新時代の写真家が挑む地域に根ざす写真館の新たな役割『ひさやま写真館』が未来へと繋ぐ、久山町の文化と家族の記憶(福岡・久山町)【まち歩き】

■元スノーボーダーから写真家へ、そしてひさやま写真館の誕生

福岡県久山町に、従来の写真館とは一線を画す活動を展開する『ひさやま写真館』がある。代表を務める中山淳平さんは、元々スノーボードのプロを目指していたが、怪我をきっかけに写真の道へ進んだ。「友人がフリーランスのウェディングフォトグラファーで、仕事を紹介してくれたんです。接客販売の経験があったので、コミュニケーション面では問題ありませんでした」。
約10年のキャリアを積んだ中山さんが転機を迎えたのは、コロナ禍だった。結婚式の仕事がなくなる中、10年住み続けている久山町の魅力を改めて発見する。「町の97%が市街化調整区域で、60年ほど前に人口8000人規模のまちづくりが計画されていたことに、とても興味を抱いたんです」。
その時、中山さんは重要なことに気づいた。「久山町は同じ日に6〜7個の祭りが地域ごとに開催される。町に写真館がなく、祭りの記録も一部を切り取って広報誌に載るくらいなのかなと。町の記録をしっかり残した人がいないんじゃないかと思ったんです」。こうして約5年前、地域の歴史と文化を残すという使命を込めて『ひさやま写真館』が誕生した。

* [記録一覧]:

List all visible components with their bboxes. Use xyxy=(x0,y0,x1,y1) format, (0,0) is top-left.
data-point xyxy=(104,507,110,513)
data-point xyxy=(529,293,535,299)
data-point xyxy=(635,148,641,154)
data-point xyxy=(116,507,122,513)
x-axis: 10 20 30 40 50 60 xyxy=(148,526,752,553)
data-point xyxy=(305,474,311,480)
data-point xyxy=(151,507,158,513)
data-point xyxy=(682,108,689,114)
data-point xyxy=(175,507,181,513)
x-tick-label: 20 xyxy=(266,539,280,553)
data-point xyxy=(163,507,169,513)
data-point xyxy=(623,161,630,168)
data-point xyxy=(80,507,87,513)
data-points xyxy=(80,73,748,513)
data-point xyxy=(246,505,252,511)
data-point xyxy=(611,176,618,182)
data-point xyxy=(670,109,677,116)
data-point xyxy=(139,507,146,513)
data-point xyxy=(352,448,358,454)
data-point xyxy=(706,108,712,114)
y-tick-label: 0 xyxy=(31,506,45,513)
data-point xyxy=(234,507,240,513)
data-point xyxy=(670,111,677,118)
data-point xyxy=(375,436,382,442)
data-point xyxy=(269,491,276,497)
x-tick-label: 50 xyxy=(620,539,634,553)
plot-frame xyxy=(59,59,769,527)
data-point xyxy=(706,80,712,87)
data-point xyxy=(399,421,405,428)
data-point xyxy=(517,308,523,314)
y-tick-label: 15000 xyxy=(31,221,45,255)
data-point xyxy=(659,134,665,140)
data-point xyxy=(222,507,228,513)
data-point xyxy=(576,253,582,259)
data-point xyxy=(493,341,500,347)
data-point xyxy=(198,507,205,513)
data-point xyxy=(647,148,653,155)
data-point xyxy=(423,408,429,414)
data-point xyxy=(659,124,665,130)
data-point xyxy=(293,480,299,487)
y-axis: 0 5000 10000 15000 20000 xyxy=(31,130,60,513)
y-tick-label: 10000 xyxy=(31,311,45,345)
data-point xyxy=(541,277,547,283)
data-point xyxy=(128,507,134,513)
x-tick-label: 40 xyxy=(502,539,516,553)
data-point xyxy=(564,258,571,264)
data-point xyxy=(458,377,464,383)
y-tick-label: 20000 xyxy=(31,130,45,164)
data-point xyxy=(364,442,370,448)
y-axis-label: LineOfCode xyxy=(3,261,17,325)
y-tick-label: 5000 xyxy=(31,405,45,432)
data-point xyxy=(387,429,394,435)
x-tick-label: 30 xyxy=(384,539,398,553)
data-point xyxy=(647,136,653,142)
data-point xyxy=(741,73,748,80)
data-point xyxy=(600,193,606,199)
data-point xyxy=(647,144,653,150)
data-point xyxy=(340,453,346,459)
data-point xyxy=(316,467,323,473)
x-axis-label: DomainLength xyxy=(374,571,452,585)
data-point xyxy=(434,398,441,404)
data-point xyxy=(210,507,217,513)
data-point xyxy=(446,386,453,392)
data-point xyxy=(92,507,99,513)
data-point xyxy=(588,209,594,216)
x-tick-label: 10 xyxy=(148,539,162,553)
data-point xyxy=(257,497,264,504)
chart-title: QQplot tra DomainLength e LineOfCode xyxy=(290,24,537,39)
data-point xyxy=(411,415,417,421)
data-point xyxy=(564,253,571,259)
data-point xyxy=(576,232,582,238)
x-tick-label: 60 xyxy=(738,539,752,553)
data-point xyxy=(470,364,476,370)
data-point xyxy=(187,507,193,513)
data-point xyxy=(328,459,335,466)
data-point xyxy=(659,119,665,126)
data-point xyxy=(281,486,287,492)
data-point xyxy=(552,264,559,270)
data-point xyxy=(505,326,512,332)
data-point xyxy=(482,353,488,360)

* [必要な作業]:
1/ ひさやま写真館の記事で「約10年のキャリアを積んだ」で始まる段落を、主な事実を残したまま箇条書きにまとめてください。
2/ ひさやま写真館の記事のうち、「新時代の写真家が挑む地域に根」から「では問題ありませんでした」。」までをすべて、一字も変えずに書き写すこと。

* [問題の解答]:
1/
- 約10年のキャリアを積んだ中山さんは、コロナ禍で転機を迎えた。
- 結婚式の仕事がなくなる中で、10年住み続けている久山町の魅力を改めて発見した。
- 町の97%が市街化調整区域であること、約60年前に人口8000人規模のまちづくりが計画されていたことに強い興味を抱いた。

2/
新時代の写真家が挑む地域に根ざす写真館の新たな役割『ひさやま写真館』が未来へと繋ぐ、久山町の文化と家族の記憶(福岡・久山町)【まち歩き】

■元スノーボーダーから写真家へ、そしてひさやま写真館の誕生

福岡県久山町に、従来の写真館とは一線を画す活動を展開する『ひさやま写真館』がある。代表を務める中山淳平さんは、元々スノーボードのプロを目指していたが、怪我をきっかけに写真の道へ進んだ。「友人がフリーランスのウェディングフォトグラファーで、仕事を紹介してくれたんです。接客販売の経験があったので、コミュニケーション面では問題ありませんでした」。